Take the material and output all of it exactly.
===============
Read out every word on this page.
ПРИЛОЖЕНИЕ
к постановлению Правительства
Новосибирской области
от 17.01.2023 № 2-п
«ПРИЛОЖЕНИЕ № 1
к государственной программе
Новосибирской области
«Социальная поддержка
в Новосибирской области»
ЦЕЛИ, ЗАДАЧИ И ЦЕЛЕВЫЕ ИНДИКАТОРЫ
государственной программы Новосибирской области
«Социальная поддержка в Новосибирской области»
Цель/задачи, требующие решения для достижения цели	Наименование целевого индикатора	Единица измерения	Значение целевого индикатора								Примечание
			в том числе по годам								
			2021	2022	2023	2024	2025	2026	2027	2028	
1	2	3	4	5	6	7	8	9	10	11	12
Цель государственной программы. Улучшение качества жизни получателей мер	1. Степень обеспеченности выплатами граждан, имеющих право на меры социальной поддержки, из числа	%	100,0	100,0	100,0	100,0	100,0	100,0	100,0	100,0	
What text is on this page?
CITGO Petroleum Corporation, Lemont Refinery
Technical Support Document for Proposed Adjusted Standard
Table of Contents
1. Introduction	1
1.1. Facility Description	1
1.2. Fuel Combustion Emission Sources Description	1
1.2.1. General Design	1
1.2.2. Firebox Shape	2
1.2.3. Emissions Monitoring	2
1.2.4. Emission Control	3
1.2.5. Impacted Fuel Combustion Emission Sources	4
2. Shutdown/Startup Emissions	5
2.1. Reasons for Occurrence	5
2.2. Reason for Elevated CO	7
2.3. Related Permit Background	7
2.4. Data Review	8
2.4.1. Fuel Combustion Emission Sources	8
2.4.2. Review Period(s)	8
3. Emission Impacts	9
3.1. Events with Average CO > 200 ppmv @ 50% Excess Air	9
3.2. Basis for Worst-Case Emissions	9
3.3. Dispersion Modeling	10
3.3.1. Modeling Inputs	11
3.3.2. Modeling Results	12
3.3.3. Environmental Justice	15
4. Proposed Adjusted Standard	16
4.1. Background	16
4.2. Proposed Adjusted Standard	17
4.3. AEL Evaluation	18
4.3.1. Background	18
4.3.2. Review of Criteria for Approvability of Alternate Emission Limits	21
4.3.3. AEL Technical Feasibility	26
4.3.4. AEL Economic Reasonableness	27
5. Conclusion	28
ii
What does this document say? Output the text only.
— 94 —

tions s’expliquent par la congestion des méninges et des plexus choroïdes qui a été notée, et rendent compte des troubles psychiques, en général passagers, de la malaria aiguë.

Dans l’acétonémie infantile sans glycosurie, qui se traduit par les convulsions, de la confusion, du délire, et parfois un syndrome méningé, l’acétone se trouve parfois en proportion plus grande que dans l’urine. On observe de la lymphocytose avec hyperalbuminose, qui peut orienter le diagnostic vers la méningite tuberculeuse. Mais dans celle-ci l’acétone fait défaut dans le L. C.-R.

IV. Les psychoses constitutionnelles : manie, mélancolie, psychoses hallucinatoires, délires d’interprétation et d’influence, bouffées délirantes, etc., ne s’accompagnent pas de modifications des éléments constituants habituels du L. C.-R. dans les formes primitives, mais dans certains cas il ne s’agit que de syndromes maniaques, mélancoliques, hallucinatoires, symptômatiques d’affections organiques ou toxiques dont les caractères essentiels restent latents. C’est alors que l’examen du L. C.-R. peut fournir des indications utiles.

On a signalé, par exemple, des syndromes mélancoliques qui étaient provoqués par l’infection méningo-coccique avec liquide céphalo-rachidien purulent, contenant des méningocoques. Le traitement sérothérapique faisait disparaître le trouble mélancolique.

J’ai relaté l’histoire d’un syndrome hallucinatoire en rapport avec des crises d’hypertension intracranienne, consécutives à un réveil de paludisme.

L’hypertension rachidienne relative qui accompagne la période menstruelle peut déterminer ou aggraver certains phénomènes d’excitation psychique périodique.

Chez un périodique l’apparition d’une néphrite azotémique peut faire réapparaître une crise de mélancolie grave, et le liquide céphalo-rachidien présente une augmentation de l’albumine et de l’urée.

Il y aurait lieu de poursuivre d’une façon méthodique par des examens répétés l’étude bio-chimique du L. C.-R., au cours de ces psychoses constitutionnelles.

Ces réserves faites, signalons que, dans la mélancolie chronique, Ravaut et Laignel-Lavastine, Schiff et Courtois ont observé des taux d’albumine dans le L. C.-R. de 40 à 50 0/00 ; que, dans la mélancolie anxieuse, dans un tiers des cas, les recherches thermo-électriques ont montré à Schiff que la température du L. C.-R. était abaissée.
===============
§ **OUTPUT**
Read out every word on this page.
ПРИЛОЖЕНИЕ
к постановлению Правительства
Новосибирской области
от 17.01.2023 № 2-п
«ПРИЛОЖЕНИЕ № 1
к государственной программе
Новосибирской области
«Социальная поддержка
в Новосибирской области»
ЦЕЛИ, ЗАДАЧИ И ЦЕЛЕВЫЕ ИНДИКАТОРЫ
государственной программы Новосибирской области
«Социальная поддержка в Новосибирской области»
Цель/задачи, требующие решения для достижения цели	Наименование целевого индикатора	Единица измерения	Значение целевого индикатора								Примечание
			в том числе по годам								
			2021	2022	2023	2024	2025	2026	2027	2028	
1	2	3	4	5	6	7	8	9	10	11	12
Цель государственной программы. Улучшение качества жизни получателей мер	1. Степень обеспеченности выплатами граждан, имеющих право на меры социальной поддержки, из числа	%	100,0	100,0	100,0	100,0	100,0	100,0	100,0	100,0	
What text is on this page?
CITGO Petroleum Corporation, Lemont Refinery
Technical Support Document for Proposed Adjusted Standard
Table of Contents
1. Introduction	1
1.1. Facility Description	1
1.2. Fuel Combustion Emission Sources Description	1
1.2.1. General Design	1
1.2.2. Firebox Shape	2
1.2.3. Emissions Monitoring	2
1.2.4. Emission Control	3
1.2.5. Impacted Fuel Combustion Emission Sources	4
2. Shutdown/Startup Emissions	5
2.1. Reasons for Occurrence	5
2.2. Reason for Elevated CO	7
2.3. Related Permit Background	7
2.4. Data Review	8
2.4.1. Fuel Combustion Emission Sources	8
2.4.2. Review Period(s)	8
3. Emission Impacts	9
3.1. Events with Average CO > 200 ppmv @ 50% Excess Air	9
3.2. Basis for Worst-Case Emissions	9
3.3. Dispersion Modeling	10
3.3.1. Modeling Inputs	11
3.3.2. Modeling Results	12
3.3.3. Environmental Justice	15
4. Proposed Adjusted Standard	16
4.1. Background	16
4.2. Proposed Adjusted Standard	17
4.3. AEL Evaluation	18
4.3.1. Background	18
4.3.2. Review of Criteria for Approvability of Alternate Emission Limits	21
4.3.3. AEL Technical Feasibility	26
4.3.4. AEL Economic Reasonableness	27
5. Conclusion	28
ii
What does this document say? Output the text only.
— 94 —

tions s’expliquent par la congestion des méninges et des plexus choroïdes qui a été notée, et rendent compte des troubles psychiques, en général passagers, de la malaria aiguë.

Dans l’acétonémie infantile sans glycosurie, qui se traduit par les convulsions, de la confusion, du délire, et parfois un syndrome méningé, l’acétone se trouve parfois en proportion plus grande que dans l’urine. On observe de la lymphocytose avec hyperalbuminose, qui peut orienter le diagnostic vers la méningite tuberculeuse. Mais dans celle-ci l’acétone fait défaut dans le L. C.-R.

IV. Les psychoses constitutionnelles : manie, mélancolie, psychoses hallucinatoires, délires d’interprétation et d’influence, bouffées délirantes, etc., ne s’accompagnent pas de modifications des éléments constituants habituels du L. C.-R. dans les formes primitives, mais dans certains cas il ne s’agit que de syndromes maniaques, mélancoliques, hallucinatoires, symptômatiques d’affections organiques ou toxiques dont les caractères essentiels restent latents. C’est alors que l’examen du L. C.-R. peut fournir des indications utiles.

On a signalé, par exemple, des syndromes mélancoliques qui étaient provoqués par l’infection méningo-coccique avec liquide céphalo-rachidien purulent, contenant des méningocoques. Le traitement sérothérapique faisait disparaître le trouble mélancolique.

J’ai relaté l’histoire d’un syndrome hallucinatoire en rapport avec des crises d’hypertension intracranienne, consécutives à un réveil de paludisme.

L’hypertension rachidienne relative qui accompagne la période menstruelle peut déterminer ou aggraver certains phénomènes d’excitation psychique périodique.

Chez un périodique l’apparition d’une néphrite azotémique peut faire réapparaître une crise de mélancolie grave, et le liquide céphalo-rachidien présente une augmentation de l’albumine et de l’urée.

Il y aurait lieu de poursuivre d’une façon méthodique par des examens répétés l’étude bio-chimique du L. C.-R., au cours de ces psychoses constitutionnelles.

Ces réserves faites, signalons que, dans la mélancolie chronique, Ravaut et Laignel-Lavastine, Schiff et Courtois ont observé des taux d’albumine dans le L. C.-R. de 40 à 50 0/00 ; que, dans la mélancolie anxieuse, dans un tiers des cas, les recherches thermo-électriques ont montré à Schiff que la température du L. C.-R. était abaissée.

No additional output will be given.